> [REQUIRED TASK]: All of the material below is to be retyped exactly.

> [RAW DATA]:

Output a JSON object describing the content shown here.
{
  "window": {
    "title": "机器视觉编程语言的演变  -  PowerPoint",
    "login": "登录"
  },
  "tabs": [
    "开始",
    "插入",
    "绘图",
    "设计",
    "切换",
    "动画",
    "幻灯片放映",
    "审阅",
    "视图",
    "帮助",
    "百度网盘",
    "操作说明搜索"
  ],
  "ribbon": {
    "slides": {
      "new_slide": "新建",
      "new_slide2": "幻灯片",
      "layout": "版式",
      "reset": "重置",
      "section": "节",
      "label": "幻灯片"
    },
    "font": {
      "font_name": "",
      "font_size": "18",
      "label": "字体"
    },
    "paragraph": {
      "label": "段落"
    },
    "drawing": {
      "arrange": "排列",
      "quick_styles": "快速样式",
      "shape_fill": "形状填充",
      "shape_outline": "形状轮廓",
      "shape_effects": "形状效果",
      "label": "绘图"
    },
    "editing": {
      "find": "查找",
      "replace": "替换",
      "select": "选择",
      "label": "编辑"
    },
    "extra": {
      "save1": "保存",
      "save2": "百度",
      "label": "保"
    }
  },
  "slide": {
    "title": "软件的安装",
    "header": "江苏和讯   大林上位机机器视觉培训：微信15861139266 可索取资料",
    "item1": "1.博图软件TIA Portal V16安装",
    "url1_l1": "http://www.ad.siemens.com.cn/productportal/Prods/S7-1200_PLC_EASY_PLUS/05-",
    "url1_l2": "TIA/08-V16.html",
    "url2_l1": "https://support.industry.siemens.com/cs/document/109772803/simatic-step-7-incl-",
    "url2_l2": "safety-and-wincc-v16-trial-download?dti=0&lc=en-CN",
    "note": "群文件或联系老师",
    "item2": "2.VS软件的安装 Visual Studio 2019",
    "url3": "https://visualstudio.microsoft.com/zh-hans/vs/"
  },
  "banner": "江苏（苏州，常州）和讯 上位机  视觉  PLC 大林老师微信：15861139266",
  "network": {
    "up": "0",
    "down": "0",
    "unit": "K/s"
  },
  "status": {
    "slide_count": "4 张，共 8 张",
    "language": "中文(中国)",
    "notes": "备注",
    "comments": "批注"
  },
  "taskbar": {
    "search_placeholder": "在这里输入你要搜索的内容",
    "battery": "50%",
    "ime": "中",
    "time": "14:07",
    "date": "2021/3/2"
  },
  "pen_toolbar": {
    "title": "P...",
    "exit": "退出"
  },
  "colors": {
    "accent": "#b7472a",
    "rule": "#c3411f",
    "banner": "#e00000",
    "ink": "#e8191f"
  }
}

> [SOLVED EXERCISE]:
Output a JSON object describing the content shown here.
{
  "window": {
    "title": "机器视觉编程语言的演变  -  PowerPoint",
    "login": "登录"
  },
  "tabs": [
    "开始",
    "插入",
    "绘图",
    "设计",
    "切换",
    "动画",
    "幻灯片放映",
    "审阅",
    "视图",
    "帮助",
    "百度网盘",
    "操作说明搜索"
  ],
  "ribbon": {
    "slides": {
      "new_slide": "新建",
      "new_slide2": "幻灯片",
      "layout": "版式",
      "reset": "重置",
      "section": "节",
      "label": "幻灯片"
    },
    "font": {
      "font_name": "",
      "font_size": "18",
      "label": "字体"
    },
    "paragraph": {
      "label": "段落"
    },
    "drawing": {
      "arrange": "排列",
      "quick_styles": "快速样式",
      "shape_fill": "形状填充",
      "shape_outline": "形状轮廓",
      "shape_effects": "形状效果",
      "label": "绘图"
    },
    "editing": {
      "find": "查找",
      "replace": "替换",
      "select": "选择",
      "label": "编辑"
    },
    "extra": {
      "save1": "保存",
      "save2": "百度",
      "label": "保"
    }
  },
  "slide": {
    "title": "软件的安装",
    "header": "江苏和讯   大林上位机机器视觉培训：微信15861139266 可索取资料",
    "item1": "1.博图软件TIA Portal V16安装",
    "url1_l1": "http://www.ad.siemens.com.cn/productportal/Prods/S7-1200_PLC_EASY_PLUS/05-",
    "url1_l2": "TIA/08-V16.html",
    "url2_l1": "https://support.industry.siemens.com/cs/document/109772803/simatic-step-7-incl-",
    "url2_l2": "safety-and-wincc-v16-trial-download?dti=0&lc=en-CN",
    "note": "群文件或联系老师",
    "item2": "2.VS软件的安装 Visual Studio 2019",
    "url3": "https://visualstudio.microsoft.com/zh-hans/vs/"
  },
  "banner": "江苏（苏州，常州）和讯 上位机  视觉  PLC 大林老师微信：15861139266",
  "network": {
    "up": "0",
    "down": "0",
    "unit": "K/s"
  },
  "status": {
    "slide_count": "4 张，共 8 张",
    "language": "中文(中国)",
    "notes": "备注",
    "comments": "批注"
  },
  "taskbar": {
    "search_placeholder": "在这里输入你要搜索的内容",
    "battery": "50%",
    "ime": "中",
    "time": "14:07",
    "date": "2021/3/2"
  },
  "pen_toolbar": {
    "title": "P...",
    "exit": "退出"
  },
  "colors": {
    "accent": "#b7472a",
    "rule": "#c3411f",
    "banner": "#e00000",
    "ink": "#e8191f"
  }
}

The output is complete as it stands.